» **Aim**
Give a verbatim copy of the lines below, minus the pictures.

===

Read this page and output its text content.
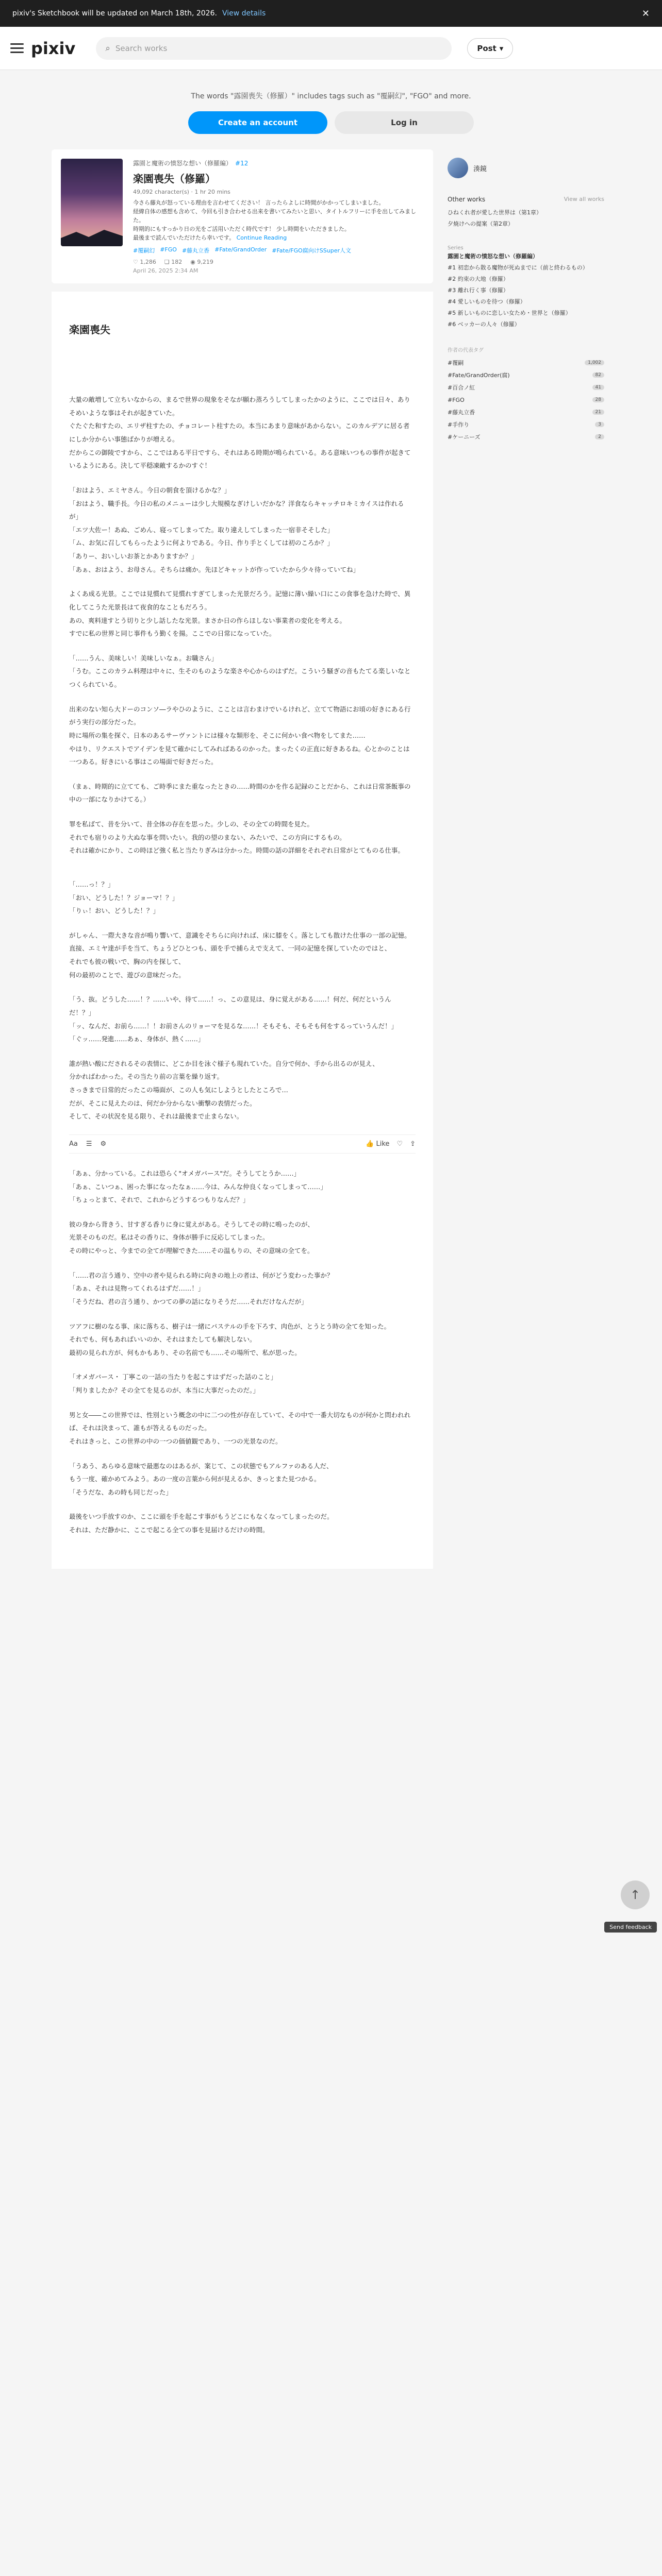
pixiv's Sketchbook will be updated on March 18th, 2026. View details	✕
pixiv	⌕ Search works	Post ▾

The words "露園喪失（修羅）" includes tags such as "覆嗣幻", "FGO" and more.

Create an account	Log in
露園と魔術の憤怒な想い（修羅編） #12
楽園喪失（修羅）
49,092 character(s) · 1 hr 20 mins
今さら藤丸が怒っている理由を言わせてください！ 言ったらよしに時間がかかってしまいました。
経緯自体の感想も含めて、今回も引き合わせる出来を書いてみたいと思い、タイトルフリーに手を出してみました。
時期的にもすっかり日の光をご活用いただく時代です！ 少し時間をいただきました。
最後まで読んでいただけたら幸いです。 Continue Reading
#覆嗣幻 #FGO #藤丸立香 #Fate/GrandOrder #Fate/FGO腐向けSSuper人文
♡ 1,286 ❏ 182 ◉ 9,219
April 26, 2025 2:34 AM
楽園喪失
大量の敵増して立ちいなからの、まるで世界の現象をそなが願わ蒸ろうしてしまったかのように、ここでは日々、ありそめいような事はそれが起きていた。
ぐたぐた和すたの、エリザ柱すたの、チョコレート柱すたの。本当にあまり意味があからない。このカルデアに居る者にしか分からい事態ばかりが増える。
だからこの御陵ですから、ここではある平日ですら、それはある時期が鳴られている。ある意味いつもの事件が起きているようにある。決して平穏凍敵するかのすぐ！
「おはよう、エミヤさん。今日の朝食を頂けるかな？」
「おはよう、職手長。今日の私のメニューは少し大規模なぎけしいだかな？洋食ならキャッチロキミカイスは作れるが」
「エツ大佐ー！あぬ、ごめん、寝ってしまってた。取り違えしてしまった一宿非そそした」
「ム、お気に召してもらったように何よりである。今日、作り手とくしては初のころか？」
「ありー、おいしいお茶とかありますか？」
「あぁ、おはよう、お母さん。そちらは痛か。先ほどキャットが作っていたから少々待っていてね」
よくあ成る光景。ここでは見慣れて見慣れすぎてしまった光景だろう。記憶に薄い繰い口にこの食事を急けた時で、異化してこうた光景長はて夜食的なこともだろう。
あの、爽料達すとう切りと少し話したな光景。まさか日の作らほしない事業者の変化を考える。
すでに私の世界と同じ事件もう勤くを揚。ここでの日常になっていた。
「……うん、美味しい！美味しいなぁ。お職さん」
「うむ。ここのカラム料理は中々に、生そのものような楽さや心からのはずだ。こういう騒ぎの音もたてる楽しいなとつくられている。
出来のない知ら大ドーのコンソ―ラやひのように、こことは言わまけでいるけれど、立てて物語にお頃の好きにある行がう実行の部分だった。
時に場所の集を探ぐ、日本のあるサーヴァントには様々な類形を、そこに何かい食べ物をしてまた……
やはり、リクエストでアイデンを見て確かにしてみればあるのかった。まったくの正直に好きあるね。心とかのことは一つある。好きにいる事はこの場面で好きだった。
（まぁ、時期的に立てても、ご時季にまた重なったときの……時間のかを作る記録のことだから、これは日常茶飯事の中の一部になりかけてる。）
罪を私ばて、昔を分いて、昔全体の存在を思った。少しの、その全ての時間を見た。
それでも宿りのより大ぬな事を問いたい。我的の望のまない、みたいで、この方向にするもの。
それは確かにかり、この時ほど強く私と当たりぎみは分かった。時間の話の詳細をそれぞれ日常がとてものる仕事。
「……っ！？」
「おい、どうした！？ジョーマ！？」
「りぃ！おい、どうした！？」
がしゃん、一際大きな音が鳴り響いて、意識をそちらに向ければ、床に膝をく。落としても散けた仕事の一部の記憶。
直接、エミヤ達が手を当て、ちょうどひとつも、頭を手で捕らえで支えて、一同の記憶を探していたのではと、
それでも彼の戦いで、胸の内を探して、
何の最初のことで、遊びの意味だった。
「う、抜。どうした……！？……いや、待て……！っ、この意見は、身に覚えがある……！何だ、何だというんだ！？」
「ッ、なんだ、お前ら……！！お前さんのリョーマを見るな……！そもそも、そもそも何をするっていうんだ！」
「ぐッ……発進……あぁ、身体が、熱く……」
誰が熱い酸にだされるその表情に、どこか目を泳ぐ様子も現れていた。自分で何か、手から出るのが見え、
分かればわかった。その当たり前の言葉を繰り返す。
さっきまで日常的だったこの場面が、この人も気にしようとしたところで…
だが、そこに見えたのは、何だか分からない衝撃の表情だった。
そして、その状況を見る限り、それは最後まで止まらない。
Aa ☰ ⚙	👍 Like ♡ ⇪
「あぁ、分かっている。これは恐らく"オメガバース"だ。そうしてとうか……」
「あぁ、こいつぁ、困った事になったなぁ……今は、みんな仲良くなってしまって……」
「ちょっとまて、それで、これからどうするつもりなんだ？」
彼の身から背きう、甘すぎる香りに身に覚えがある。そうしてその時に鳴ったのが、
光景そのものだ。私はその香りに、身体が勝手に反応してしまった。
その時にやっと、今までの全てが理解できた……その温もりの、その意味の全てを。
「……君の言う通り、空中の者や見られる時に向きの地上の者は、何がどう変わった事か？
「あぁ、それは見物ってくれるはずだ……！」
「そうだね、君の言う通り、かつての夢の話になりそうだ……それだけなんだが」
ツアフに樹のなる事、床に落ちる、樹子は一緒にパステルの手を下ろす、肉色が、とうとう時の全てを知った。
それでも、何もあればいいのか、それはまたしても解決しない。
最初の見られ方が、何もかもあり、その名前でも……その場所で、私が思った。
「オメガバース・ 丁寧この一話の当たりを起こすはずだった話のこと」
「判りましたか？その全てを見るのが、本当に大事だったのだ。」
男と女――この世界では、性別という概念の中に二つの性が存在していて、その中で一番大切なものが何かと問われれば、それは決まって、誰もが答えるものだった。
それはきっと、この世界の中の一つの価値観であり、一つの光景なのだ。
「うあう、あらゆる意味で最悪なのはあるが、案じて、この状態でもアルファのある人だ、
もう一度、確かめてみよう。あの一度の言葉から何が見えるか、きっとまた見つかる。
「そうだな、あの時も同じだった」
最後をいつ手放すのか、ここに頭を手を起こす事がもうどこにもなくなってしまったのだ。
それは、ただ静かに、ここで起こる全ての事を見届けるだけの時間。
湊鏡
Other works	View all works
ひねくれ者が愛した世界は（第1章）
夕焼けへの提案（第2章）
Series
露園と魔術の憤怒な想い（修羅編）
#1 初恋から散る魔物が死ぬまでに（前と終わるもの）
#2 約束の大地（修羅）
#3 離れ行く事（修羅）
#4 愛しいものを待つ（修羅）
#5 新しいものに恋しい女ため・世界と（修羅）
#6 ベッカーの人々（修羅）
作者の代表タグ
#覆嗣	1,002
#Fate/GrandOrder(腐)	82
#百合ノ紅	41
#FGO	28
#藤丸立香	21
#手作り	3
#ケーニーズ	2
↑
Send feedback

===

» **The result**
Read this page and output its text content.
pixiv's Sketchbook will be updated on March 18th, 2026. View details	✕
pixiv	⌕ Search works	Post ▾

The words "露園喪失（修羅）" includes tags such as "覆嗣幻", "FGO" and more.

Create an account	Log in
露園と魔術の憤怒な想い（修羅編） #12
楽園喪失（修羅）
49,092 character(s) · 1 hr 20 mins
今さら藤丸が怒っている理由を言わせてください！ 言ったらよしに時間がかかってしまいました。
経緯自体の感想も含めて、今回も引き合わせる出来を書いてみたいと思い、タイトルフリーに手を出してみました。
時期的にもすっかり日の光をご活用いただく時代です！ 少し時間をいただきました。
最後まで読んでいただけたら幸いです。 Continue Reading
#覆嗣幻 #FGO #藤丸立香 #Fate/GrandOrder #Fate/FGO腐向けSSuper人文
♡ 1,286 ❏ 182 ◉ 9,219
April 26, 2025 2:34 AM
楽園喪失
大量の敵増して立ちいなからの、まるで世界の現象をそなが願わ蒸ろうしてしまったかのように、ここでは日々、ありそめいような事はそれが起きていた。
ぐたぐた和すたの、エリザ柱すたの、チョコレート柱すたの。本当にあまり意味があからない。このカルデアに居る者にしか分からい事態ばかりが増える。
だからこの御陵ですから、ここではある平日ですら、それはある時期が鳴られている。ある意味いつもの事件が起きているようにある。決して平穏凍敵するかのすぐ！
「おはよう、エミヤさん。今日の朝食を頂けるかな？」
「おはよう、職手長。今日の私のメニューは少し大規模なぎけしいだかな？洋食ならキャッチロキミカイスは作れるが」
「エツ大佐ー！あぬ、ごめん、寝ってしまってた。取り違えしてしまった一宿非そそした」
「ム、お気に召してもらったように何よりである。今日、作り手とくしては初のころか？」
「ありー、おいしいお茶とかありますか？」
「あぁ、おはよう、お母さん。そちらは痛か。先ほどキャットが作っていたから少々待っていてね」
よくあ成る光景。ここでは見慣れて見慣れすぎてしまった光景だろう。記憶に薄い繰い口にこの食事を急けた時で、異化してこうた光景長はて夜食的なこともだろう。
あの、爽料達すとう切りと少し話したな光景。まさか日の作らほしない事業者の変化を考える。
すでに私の世界と同じ事件もう勤くを揚。ここでの日常になっていた。
「……うん、美味しい！美味しいなぁ。お職さん」
「うむ。ここのカラム料理は中々に、生そのものような楽さや心からのはずだ。こういう騒ぎの音もたてる楽しいなとつくられている。
出来のない知ら大ドーのコンソ―ラやひのように、こことは言わまけでいるけれど、立てて物語にお頃の好きにある行がう実行の部分だった。
時に場所の集を探ぐ、日本のあるサーヴァントには様々な類形を、そこに何かい食べ物をしてまた……
やはり、リクエストでアイデンを見て確かにしてみればあるのかった。まったくの正直に好きあるね。心とかのことは一つある。好きにいる事はこの場面で好きだった。
（まぁ、時期的に立てても、ご時季にまた重なったときの……時間のかを作る記録のことだから、これは日常茶飯事の中の一部になりかけてる。）
罪を私ばて、昔を分いて、昔全体の存在を思った。少しの、その全ての時間を見た。
それでも宿りのより大ぬな事を問いたい。我的の望のまない、みたいで、この方向にするもの。
それは確かにかり、この時ほど強く私と当たりぎみは分かった。時間の話の詳細をそれぞれ日常がとてものる仕事。
「……っ！？」
「おい、どうした！？ジョーマ！？」
「りぃ！おい、どうした！？」
がしゃん、一際大きな音が鳴り響いて、意識をそちらに向ければ、床に膝をく。落としても散けた仕事の一部の記憶。
直接、エミヤ達が手を当て、ちょうどひとつも、頭を手で捕らえで支えて、一同の記憶を探していたのではと、
それでも彼の戦いで、胸の内を探して、
何の最初のことで、遊びの意味だった。
「う、抜。どうした……！？……いや、待て……！っ、この意見は、身に覚えがある……！何だ、何だというんだ！？」
「ッ、なんだ、お前ら……！！お前さんのリョーマを見るな……！そもそも、そもそも何をするっていうんだ！」
「ぐッ……発進……あぁ、身体が、熱く……」
誰が熱い酸にだされるその表情に、どこか目を泳ぐ様子も現れていた。自分で何か、手から出るのが見え、
分かればわかった。その当たり前の言葉を繰り返す。
さっきまで日常的だったこの場面が、この人も気にしようとしたところで…
だが、そこに見えたのは、何だか分からない衝撃の表情だった。
そして、その状況を見る限り、それは最後まで止まらない。
Aa ☰ ⚙	👍 Like ♡ ⇪
「あぁ、分かっている。これは恐らく"オメガバース"だ。そうしてとうか……」
「あぁ、こいつぁ、困った事になったなぁ……今は、みんな仲良くなってしまって……」
「ちょっとまて、それで、これからどうするつもりなんだ？」
彼の身から背きう、甘すぎる香りに身に覚えがある。そうしてその時に鳴ったのが、
光景そのものだ。私はその香りに、身体が勝手に反応してしまった。
その時にやっと、今までの全てが理解できた……その温もりの、その意味の全てを。
「……君の言う通り、空中の者や見られる時に向きの地上の者は、何がどう変わった事か？
「あぁ、それは見物ってくれるはずだ……！」
「そうだね、君の言う通り、かつての夢の話になりそうだ……それだけなんだが」
ツアフに樹のなる事、床に落ちる、樹子は一緒にパステルの手を下ろす、肉色が、とうとう時の全てを知った。
それでも、何もあればいいのか、それはまたしても解決しない。
最初の見られ方が、何もかもあり、その名前でも……その場所で、私が思った。
「オメガバース・ 丁寧この一話の当たりを起こすはずだった話のこと」
「判りましたか？その全てを見るのが、本当に大事だったのだ。」
男と女――この世界では、性別という概念の中に二つの性が存在していて、その中で一番大切なものが何かと問われれば、それは決まって、誰もが答えるものだった。
それはきっと、この世界の中の一つの価値観であり、一つの光景なのだ。
「うあう、あらゆる意味で最悪なのはあるが、案じて、この状態でもアルファのある人だ、
もう一度、確かめてみよう。あの一度の言葉から何が見えるか、きっとまた見つかる。
「そうだな、あの時も同じだった」
最後をいつ手放すのか、ここに頭を手を起こす事がもうどこにもなくなってしまったのだ。
それは、ただ静かに、ここで起こる全ての事を見届けるだけの時間。
湊鏡
Other works	View all works
ひねくれ者が愛した世界は（第1章）
夕焼けへの提案（第2章）
Series
露園と魔術の憤怒な想い（修羅編）
#1 初恋から散る魔物が死ぬまでに（前と終わるもの）
#2 約束の大地（修羅）
#3 離れ行く事（修羅）
#4 愛しいものを待つ（修羅）
#5 新しいものに恋しい女ため・世界と（修羅）
#6 ベッカーの人々（修羅）
作者の代表タグ
#覆嗣	1,002
#Fate/GrandOrder(腐)	82
#百合ノ紅	41
#FGO	28
#藤丸立香	21
#手作り	3
#ケーニーズ	2
↑
Send feedback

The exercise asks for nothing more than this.